▸ Given task
Count the lines below that contain the word "Zodiac", and reply with only that number.

══ The input

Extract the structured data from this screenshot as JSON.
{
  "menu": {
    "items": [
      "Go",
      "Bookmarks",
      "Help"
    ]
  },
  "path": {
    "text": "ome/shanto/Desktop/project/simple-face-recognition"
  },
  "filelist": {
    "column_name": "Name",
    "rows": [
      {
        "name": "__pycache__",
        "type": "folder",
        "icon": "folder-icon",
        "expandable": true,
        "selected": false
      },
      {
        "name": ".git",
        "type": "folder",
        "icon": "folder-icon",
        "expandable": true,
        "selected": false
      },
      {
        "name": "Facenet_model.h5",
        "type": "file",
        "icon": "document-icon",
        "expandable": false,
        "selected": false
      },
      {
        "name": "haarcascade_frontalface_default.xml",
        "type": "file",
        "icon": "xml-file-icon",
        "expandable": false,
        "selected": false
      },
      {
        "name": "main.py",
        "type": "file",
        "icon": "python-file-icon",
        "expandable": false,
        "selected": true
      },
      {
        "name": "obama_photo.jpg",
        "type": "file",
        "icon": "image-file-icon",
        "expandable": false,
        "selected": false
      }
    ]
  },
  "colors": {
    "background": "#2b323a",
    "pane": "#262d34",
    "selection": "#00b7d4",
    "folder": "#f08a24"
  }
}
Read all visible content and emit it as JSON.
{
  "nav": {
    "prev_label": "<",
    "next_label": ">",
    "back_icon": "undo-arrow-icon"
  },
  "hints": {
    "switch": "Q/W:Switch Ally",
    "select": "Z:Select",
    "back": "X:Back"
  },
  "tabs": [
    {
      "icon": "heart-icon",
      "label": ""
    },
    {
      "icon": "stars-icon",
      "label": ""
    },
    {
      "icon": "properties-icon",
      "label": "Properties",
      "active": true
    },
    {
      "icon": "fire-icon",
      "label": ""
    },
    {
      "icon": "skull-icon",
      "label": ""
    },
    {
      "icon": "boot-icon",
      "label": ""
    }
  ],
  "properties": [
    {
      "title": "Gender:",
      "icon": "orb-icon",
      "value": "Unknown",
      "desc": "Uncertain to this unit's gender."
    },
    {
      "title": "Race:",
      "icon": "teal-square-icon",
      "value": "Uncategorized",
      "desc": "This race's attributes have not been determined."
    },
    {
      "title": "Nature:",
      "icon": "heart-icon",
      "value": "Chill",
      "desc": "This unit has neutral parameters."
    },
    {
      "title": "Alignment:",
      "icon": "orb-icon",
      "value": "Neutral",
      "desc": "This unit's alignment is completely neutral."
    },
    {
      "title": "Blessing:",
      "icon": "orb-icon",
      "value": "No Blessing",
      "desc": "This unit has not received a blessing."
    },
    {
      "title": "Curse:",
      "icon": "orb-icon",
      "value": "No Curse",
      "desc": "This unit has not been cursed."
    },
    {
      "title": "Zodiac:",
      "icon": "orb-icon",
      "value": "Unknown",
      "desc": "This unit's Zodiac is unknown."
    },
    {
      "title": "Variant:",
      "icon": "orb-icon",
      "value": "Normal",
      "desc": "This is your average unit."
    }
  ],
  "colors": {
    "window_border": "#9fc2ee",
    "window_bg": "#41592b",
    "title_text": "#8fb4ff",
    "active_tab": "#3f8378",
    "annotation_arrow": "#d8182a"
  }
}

════

▸ Written response
2